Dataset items
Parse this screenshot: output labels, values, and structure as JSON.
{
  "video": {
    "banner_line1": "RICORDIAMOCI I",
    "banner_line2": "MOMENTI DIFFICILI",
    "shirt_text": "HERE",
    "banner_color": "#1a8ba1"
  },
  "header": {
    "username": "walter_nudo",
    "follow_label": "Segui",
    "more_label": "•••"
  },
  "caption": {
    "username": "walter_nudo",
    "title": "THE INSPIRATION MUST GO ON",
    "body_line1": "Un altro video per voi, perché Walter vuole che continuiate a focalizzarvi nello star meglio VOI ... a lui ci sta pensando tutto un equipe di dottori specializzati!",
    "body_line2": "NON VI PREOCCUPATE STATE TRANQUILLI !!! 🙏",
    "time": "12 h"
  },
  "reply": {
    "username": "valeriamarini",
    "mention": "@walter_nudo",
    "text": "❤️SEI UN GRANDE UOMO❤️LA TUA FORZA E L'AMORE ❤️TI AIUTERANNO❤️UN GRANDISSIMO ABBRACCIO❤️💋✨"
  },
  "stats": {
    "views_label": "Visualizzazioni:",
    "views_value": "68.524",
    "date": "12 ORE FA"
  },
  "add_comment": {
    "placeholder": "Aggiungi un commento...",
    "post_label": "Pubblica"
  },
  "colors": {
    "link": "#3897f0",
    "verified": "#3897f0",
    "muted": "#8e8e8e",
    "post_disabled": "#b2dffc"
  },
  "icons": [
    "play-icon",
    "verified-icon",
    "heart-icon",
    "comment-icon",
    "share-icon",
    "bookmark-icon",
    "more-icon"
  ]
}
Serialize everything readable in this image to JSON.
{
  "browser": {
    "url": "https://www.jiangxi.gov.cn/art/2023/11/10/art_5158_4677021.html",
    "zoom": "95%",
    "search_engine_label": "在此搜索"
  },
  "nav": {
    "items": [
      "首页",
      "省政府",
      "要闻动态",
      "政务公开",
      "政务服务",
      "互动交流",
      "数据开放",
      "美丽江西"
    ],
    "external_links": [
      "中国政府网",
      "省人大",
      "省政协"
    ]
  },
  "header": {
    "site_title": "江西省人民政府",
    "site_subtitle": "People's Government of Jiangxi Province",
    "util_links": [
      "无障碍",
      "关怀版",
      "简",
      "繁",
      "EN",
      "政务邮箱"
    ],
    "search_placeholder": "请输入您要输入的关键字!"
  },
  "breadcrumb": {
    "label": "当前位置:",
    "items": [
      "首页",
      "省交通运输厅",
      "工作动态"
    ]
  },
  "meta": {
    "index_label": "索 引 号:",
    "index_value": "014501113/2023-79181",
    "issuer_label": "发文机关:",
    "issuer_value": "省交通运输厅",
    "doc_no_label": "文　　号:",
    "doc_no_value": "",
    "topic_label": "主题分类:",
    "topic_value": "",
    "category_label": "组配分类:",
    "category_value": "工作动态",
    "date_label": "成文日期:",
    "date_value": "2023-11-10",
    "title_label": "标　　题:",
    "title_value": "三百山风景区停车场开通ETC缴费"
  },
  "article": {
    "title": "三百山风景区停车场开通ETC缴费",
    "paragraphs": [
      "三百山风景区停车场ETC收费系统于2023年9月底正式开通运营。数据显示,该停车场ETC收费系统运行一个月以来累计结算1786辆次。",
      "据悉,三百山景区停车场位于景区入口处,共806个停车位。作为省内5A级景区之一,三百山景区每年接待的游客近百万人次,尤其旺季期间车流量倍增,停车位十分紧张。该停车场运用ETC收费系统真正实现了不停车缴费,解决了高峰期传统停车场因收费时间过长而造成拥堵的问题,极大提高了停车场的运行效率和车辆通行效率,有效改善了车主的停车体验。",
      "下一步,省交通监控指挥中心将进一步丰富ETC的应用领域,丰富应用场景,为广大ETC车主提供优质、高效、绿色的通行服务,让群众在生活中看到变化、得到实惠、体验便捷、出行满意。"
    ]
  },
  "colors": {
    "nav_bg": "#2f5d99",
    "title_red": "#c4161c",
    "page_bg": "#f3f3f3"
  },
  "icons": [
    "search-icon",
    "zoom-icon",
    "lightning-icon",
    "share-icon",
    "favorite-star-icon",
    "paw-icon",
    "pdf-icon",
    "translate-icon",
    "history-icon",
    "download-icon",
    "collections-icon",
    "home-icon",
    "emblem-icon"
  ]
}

## Aim:
Nothing outside the span should appear: transcribe the lines from the one containing "Serialize everything readable" through the last line of the records.

## Solution below:
Serialize everything readable in this image to JSON.
{
  "browser": {
    "url": "https://www.jiangxi.gov.cn/art/2023/11/10/art_5158_4677021.html",
    "zoom": "95%",
    "search_engine_label": "在此搜索"
  },
  "nav": {
    "items": [
      "首页",
      "省政府",
      "要闻动态",
      "政务公开",
      "政务服务",
      "互动交流",
      "数据开放",
      "美丽江西"
    ],
    "external_links": [
      "中国政府网",
      "省人大",
      "省政协"
    ]
  },
  "header": {
    "site_title": "江西省人民政府",
    "site_subtitle": "People's Government of Jiangxi Province",
    "util_links": [
      "无障碍",
      "关怀版",
      "简",
      "繁",
      "EN",
      "政务邮箱"
    ],
    "search_placeholder": "请输入您要输入的关键字!"
  },
  "breadcrumb": {
    "label": "当前位置:",
    "items": [
      "首页",
      "省交通运输厅",
      "工作动态"
    ]
  },
  "meta": {
    "index_label": "索 引 号:",
    "index_value": "014501113/2023-79181",
    "issuer_label": "发文机关:",
    "issuer_value": "省交通运输厅",
    "doc_no_label": "文　　号:",
    "doc_no_value": "",
    "topic_label": "主题分类:",
    "topic_value": "",
    "category_label": "组配分类:",
    "category_value": "工作动态",
    "date_label": "成文日期:",
    "date_value": "2023-11-10",
    "title_label": "标　　题:",
    "title_value": "三百山风景区停车场开通ETC缴费"
  },
  "article": {
    "title": "三百山风景区停车场开通ETC缴费",
    "paragraphs": [
      "三百山风景区停车场ETC收费系统于2023年9月底正式开通运营。数据显示,该停车场ETC收费系统运行一个月以来累计结算1786辆次。",
      "据悉,三百山景区停车场位于景区入口处,共806个停车位。作为省内5A级景区之一,三百山景区每年接待的游客近百万人次,尤其旺季期间车流量倍增,停车位十分紧张。该停车场运用ETC收费系统真正实现了不停车缴费,解决了高峰期传统停车场因收费时间过长而造成拥堵的问题,极大提高了停车场的运行效率和车辆通行效率,有效改善了车主的停车体验。",
      "下一步,省交通监控指挥中心将进一步丰富ETC的应用领域,丰富应用场景,为广大ETC车主提供优质、高效、绿色的通行服务,让群众在生活中看到变化、得到实惠、体验便捷、出行满意。"
    ]
  },
  "colors": {
    "nav_bg": "#2f5d99",
    "title_red": "#c4161c",
    "page_bg": "#f3f3f3"
  },
  "icons": [
    "search-icon",
    "zoom-icon",
    "lightning-icon",
    "share-icon",
    "favorite-star-icon",
    "paw-icon",
    "pdf-icon",
    "translate-icon",
    "history-icon",
    "download-icon",
    "collections-icon",
    "home-icon",
    "emblem-icon"
  ]
}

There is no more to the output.